* _TASK MATERIAL_

- - -

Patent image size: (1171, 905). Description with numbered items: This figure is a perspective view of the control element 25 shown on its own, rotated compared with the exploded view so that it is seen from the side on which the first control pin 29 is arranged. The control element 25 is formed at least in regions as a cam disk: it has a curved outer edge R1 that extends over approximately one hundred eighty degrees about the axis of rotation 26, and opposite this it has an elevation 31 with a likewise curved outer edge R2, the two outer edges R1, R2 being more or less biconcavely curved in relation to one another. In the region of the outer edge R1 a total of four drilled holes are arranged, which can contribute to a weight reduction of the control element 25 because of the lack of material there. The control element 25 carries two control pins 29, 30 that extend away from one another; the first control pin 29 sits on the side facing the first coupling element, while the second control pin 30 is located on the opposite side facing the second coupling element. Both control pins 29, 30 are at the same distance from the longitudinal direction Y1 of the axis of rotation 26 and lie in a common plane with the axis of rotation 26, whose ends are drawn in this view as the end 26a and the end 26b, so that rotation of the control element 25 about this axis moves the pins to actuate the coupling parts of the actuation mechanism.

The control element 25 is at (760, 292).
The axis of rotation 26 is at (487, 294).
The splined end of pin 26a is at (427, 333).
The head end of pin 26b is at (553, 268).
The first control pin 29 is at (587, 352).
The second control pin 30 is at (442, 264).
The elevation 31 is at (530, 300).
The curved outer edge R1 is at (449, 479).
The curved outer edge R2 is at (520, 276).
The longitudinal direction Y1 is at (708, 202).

- - -

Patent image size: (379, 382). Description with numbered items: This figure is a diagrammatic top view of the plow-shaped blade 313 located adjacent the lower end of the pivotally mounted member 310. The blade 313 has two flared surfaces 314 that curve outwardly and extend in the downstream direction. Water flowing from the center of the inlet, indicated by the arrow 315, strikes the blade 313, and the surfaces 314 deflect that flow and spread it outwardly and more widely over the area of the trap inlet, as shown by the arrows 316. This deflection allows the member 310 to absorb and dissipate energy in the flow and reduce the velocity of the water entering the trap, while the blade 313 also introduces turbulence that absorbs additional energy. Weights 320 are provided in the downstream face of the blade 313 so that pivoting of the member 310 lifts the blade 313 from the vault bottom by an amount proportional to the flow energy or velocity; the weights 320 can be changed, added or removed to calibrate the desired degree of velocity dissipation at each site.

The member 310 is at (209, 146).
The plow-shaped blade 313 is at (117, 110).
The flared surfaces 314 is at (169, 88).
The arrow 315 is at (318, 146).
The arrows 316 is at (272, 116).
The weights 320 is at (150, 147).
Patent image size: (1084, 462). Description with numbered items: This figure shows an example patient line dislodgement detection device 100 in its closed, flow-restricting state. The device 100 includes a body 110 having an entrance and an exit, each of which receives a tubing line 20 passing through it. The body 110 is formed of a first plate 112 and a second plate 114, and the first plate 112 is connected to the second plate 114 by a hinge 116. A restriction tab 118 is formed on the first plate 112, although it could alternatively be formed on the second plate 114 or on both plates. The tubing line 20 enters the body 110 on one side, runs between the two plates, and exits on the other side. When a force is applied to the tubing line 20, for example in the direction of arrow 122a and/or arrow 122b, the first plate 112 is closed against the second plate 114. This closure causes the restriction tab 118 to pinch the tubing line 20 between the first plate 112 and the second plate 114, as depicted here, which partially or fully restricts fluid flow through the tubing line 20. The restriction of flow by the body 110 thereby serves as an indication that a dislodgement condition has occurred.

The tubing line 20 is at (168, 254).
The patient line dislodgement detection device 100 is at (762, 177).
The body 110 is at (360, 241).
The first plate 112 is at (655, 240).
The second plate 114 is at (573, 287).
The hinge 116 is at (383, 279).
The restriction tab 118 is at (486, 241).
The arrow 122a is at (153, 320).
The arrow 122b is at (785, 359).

- - -

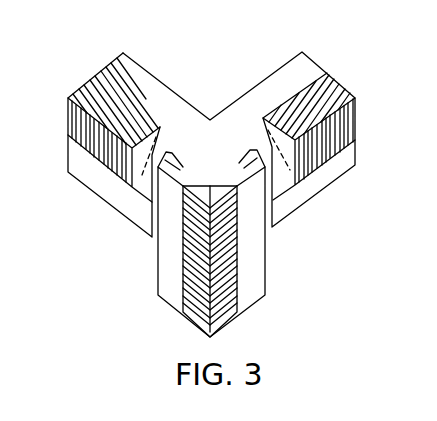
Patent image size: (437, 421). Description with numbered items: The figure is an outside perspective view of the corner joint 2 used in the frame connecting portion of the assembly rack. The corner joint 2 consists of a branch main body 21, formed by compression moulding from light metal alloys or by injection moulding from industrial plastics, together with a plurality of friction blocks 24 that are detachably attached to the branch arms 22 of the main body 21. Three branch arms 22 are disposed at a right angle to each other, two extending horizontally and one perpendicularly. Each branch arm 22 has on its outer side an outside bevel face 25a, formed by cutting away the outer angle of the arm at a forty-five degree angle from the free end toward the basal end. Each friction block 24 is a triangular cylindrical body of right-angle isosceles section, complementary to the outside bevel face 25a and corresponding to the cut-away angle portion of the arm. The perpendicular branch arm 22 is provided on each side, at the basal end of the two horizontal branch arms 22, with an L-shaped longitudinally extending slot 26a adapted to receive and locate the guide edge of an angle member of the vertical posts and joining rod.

- - -

* _PROMPT_
In the lines from the one with "Patent image size: (1171, 905)." up to and including the one with "The longitudinal direction Y1 is", switch "exploded view" to "expanded view" and leave everything else unchanged. Give back only those lines.

* _SOLUTION TO THIS EXERCISE_
Patent image size: (1171, 905). Description with numbered items: This figure is a perspective view of the control element 25 shown on its own, rotated compared with the expanded view so that it is seen from the side on which the first control pin 29 is arranged. The control element 25 is formed at least in regions as a cam disk: it has a curved outer edge R1 that extends over approximately one hundred eighty degrees about the axis of rotation 26, and opposite this it has an elevation 31 with a likewise curved outer edge R2, the two outer edges R1, R2 being more or less biconcavely curved in relation to one another. In the region of the outer edge R1 a total of four drilled holes are arranged, which can contribute to a weight reduction of the control element 25 because of the lack of material there. The control element 25 carries two control pins 29, 30 that extend away from one another; the first control pin 29 sits on the side facing the first coupling element, while the second control pin 30 is located on the opposite side facing the second coupling element. Both control pins 29, 30 are at the same distance from the longitudinal direction Y1 of the axis of rotation 26 and lie in a common plane with the axis of rotation 26, whose ends are drawn in this view as the end 26a and the end 26b, so that rotation of the control element 25 about this axis moves the pins to actuate the coupling parts of the actuation mechanism.

The control element 25 is at (760, 292).
The axis of rotation 26 is at (487, 294).
The splined end of pin 26a is at (427, 333).
The head end of pin 26b is at (553, 268).
The first control pin 29 is at (587, 352).
The second control pin 30 is at (442, 264).
The elevation 31 is at (530, 300).
The curved outer edge R1 is at (449, 479).
The curved outer edge R2 is at (520, 276).
The longitudinal direction Y1 is at (708, 202).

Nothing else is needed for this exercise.